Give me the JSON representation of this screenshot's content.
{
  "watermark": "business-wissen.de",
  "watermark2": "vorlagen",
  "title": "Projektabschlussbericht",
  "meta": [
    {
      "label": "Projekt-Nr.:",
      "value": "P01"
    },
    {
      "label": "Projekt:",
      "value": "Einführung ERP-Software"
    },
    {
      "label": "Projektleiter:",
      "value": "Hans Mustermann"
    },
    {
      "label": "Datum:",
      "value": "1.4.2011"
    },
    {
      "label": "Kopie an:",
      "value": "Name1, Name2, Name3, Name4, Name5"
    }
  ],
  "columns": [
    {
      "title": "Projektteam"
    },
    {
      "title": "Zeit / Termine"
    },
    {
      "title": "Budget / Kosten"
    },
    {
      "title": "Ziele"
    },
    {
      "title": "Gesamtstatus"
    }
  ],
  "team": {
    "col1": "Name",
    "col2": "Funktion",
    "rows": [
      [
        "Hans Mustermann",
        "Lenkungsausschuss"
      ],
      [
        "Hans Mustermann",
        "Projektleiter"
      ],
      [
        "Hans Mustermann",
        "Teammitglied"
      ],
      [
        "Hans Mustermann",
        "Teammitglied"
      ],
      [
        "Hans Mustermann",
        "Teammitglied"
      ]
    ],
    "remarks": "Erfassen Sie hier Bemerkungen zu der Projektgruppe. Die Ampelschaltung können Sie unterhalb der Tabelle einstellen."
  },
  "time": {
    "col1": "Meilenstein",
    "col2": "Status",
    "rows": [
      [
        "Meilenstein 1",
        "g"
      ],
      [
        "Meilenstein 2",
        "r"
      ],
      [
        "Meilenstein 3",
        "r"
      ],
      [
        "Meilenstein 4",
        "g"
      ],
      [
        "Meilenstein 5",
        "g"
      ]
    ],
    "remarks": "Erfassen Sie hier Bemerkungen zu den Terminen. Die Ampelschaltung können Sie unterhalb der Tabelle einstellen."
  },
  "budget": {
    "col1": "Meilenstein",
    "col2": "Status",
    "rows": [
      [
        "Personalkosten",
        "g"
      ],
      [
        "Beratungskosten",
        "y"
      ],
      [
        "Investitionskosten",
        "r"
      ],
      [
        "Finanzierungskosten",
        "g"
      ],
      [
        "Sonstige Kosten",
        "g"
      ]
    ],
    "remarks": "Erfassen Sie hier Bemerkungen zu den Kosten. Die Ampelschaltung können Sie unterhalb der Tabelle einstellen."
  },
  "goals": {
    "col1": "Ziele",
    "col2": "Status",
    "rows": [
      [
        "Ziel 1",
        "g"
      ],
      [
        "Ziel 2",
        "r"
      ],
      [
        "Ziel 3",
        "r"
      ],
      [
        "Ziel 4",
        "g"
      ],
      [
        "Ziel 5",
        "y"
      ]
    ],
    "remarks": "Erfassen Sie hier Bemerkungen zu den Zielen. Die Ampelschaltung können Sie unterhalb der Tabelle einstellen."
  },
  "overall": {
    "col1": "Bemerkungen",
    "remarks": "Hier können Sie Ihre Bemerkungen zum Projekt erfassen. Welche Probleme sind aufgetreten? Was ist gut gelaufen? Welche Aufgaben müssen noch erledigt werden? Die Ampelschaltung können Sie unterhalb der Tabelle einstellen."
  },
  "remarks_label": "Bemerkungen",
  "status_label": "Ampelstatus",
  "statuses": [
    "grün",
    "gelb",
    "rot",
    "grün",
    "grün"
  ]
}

---+---

* DIRECTIVE:
Give all the records again. Match them exactly.

* THE COMPLETED TASK:
Give me the JSON representation of this screenshot's content.
{
  "watermark": "business-wissen.de",
  "watermark2": "vorlagen",
  "title": "Projektabschlussbericht",
  "meta": [
    {
      "label": "Projekt-Nr.:",
      "value": "P01"
    },
    {
      "label": "Projekt:",
      "value": "Einführung ERP-Software"
    },
    {
      "label": "Projektleiter:",
      "value": "Hans Mustermann"
    },
    {
      "label": "Datum:",
      "value": "1.4.2011"
    },
    {
      "label": "Kopie an:",
      "value": "Name1, Name2, Name3, Name4, Name5"
    }
  ],
  "columns": [
    {
      "title": "Projektteam"
    },
    {
      "title": "Zeit / Termine"
    },
    {
      "title": "Budget / Kosten"
    },
    {
      "title": "Ziele"
    },
    {
      "title": "Gesamtstatus"
    }
  ],
  "team": {
    "col1": "Name",
    "col2": "Funktion",
    "rows": [
      [
        "Hans Mustermann",
        "Lenkungsausschuss"
      ],
      [
        "Hans Mustermann",
        "Projektleiter"
      ],
      [
        "Hans Mustermann",
        "Teammitglied"
      ],
      [
        "Hans Mustermann",
        "Teammitglied"
      ],
      [
        "Hans Mustermann",
        "Teammitglied"
      ]
    ],
    "remarks": "Erfassen Sie hier Bemerkungen zu der Projektgruppe. Die Ampelschaltung können Sie unterhalb der Tabelle einstellen."
  },
  "time": {
    "col1": "Meilenstein",
    "col2": "Status",
    "rows": [
      [
        "Meilenstein 1",
        "g"
      ],
      [
        "Meilenstein 2",
        "r"
      ],
      [
        "Meilenstein 3",
        "r"
      ],
      [
        "Meilenstein 4",
        "g"
      ],
      [
        "Meilenstein 5",
        "g"
      ]
    ],
    "remarks": "Erfassen Sie hier Bemerkungen zu den Terminen. Die Ampelschaltung können Sie unterhalb der Tabelle einstellen."
  },
  "budget": {
    "col1": "Meilenstein",
    "col2": "Status",
    "rows": [
      [
        "Personalkosten",
        "g"
      ],
      [
        "Beratungskosten",
        "y"
      ],
      [
        "Investitionskosten",
        "r"
      ],
      [
        "Finanzierungskosten",
        "g"
      ],
      [
        "Sonstige Kosten",
        "g"
      ]
    ],
    "remarks": "Erfassen Sie hier Bemerkungen zu den Kosten. Die Ampelschaltung können Sie unterhalb der Tabelle einstellen."
  },
  "goals": {
    "col1": "Ziele",
    "col2": "Status",
    "rows": [
      [
        "Ziel 1",
        "g"
      ],
      [
        "Ziel 2",
        "r"
      ],
      [
        "Ziel 3",
        "r"
      ],
      [
        "Ziel 4",
        "g"
      ],
      [
        "Ziel 5",
        "y"
      ]
    ],
    "remarks": "Erfassen Sie hier Bemerkungen zu den Zielen. Die Ampelschaltung können Sie unterhalb der Tabelle einstellen."
  },
  "overall": {
    "col1": "Bemerkungen",
    "remarks": "Hier können Sie Ihre Bemerkungen zum Projekt erfassen. Welche Probleme sind aufgetreten? Was ist gut gelaufen? Welche Aufgaben müssen noch erledigt werden? Die Ampelschaltung können Sie unterhalb der Tabelle einstellen."
  },
  "remarks_label": "Bemerkungen",
  "status_label": "Ampelstatus",
  "statuses": [
    "grün",
    "gelb",
    "rot",
    "grün",
    "grün"
  ]
}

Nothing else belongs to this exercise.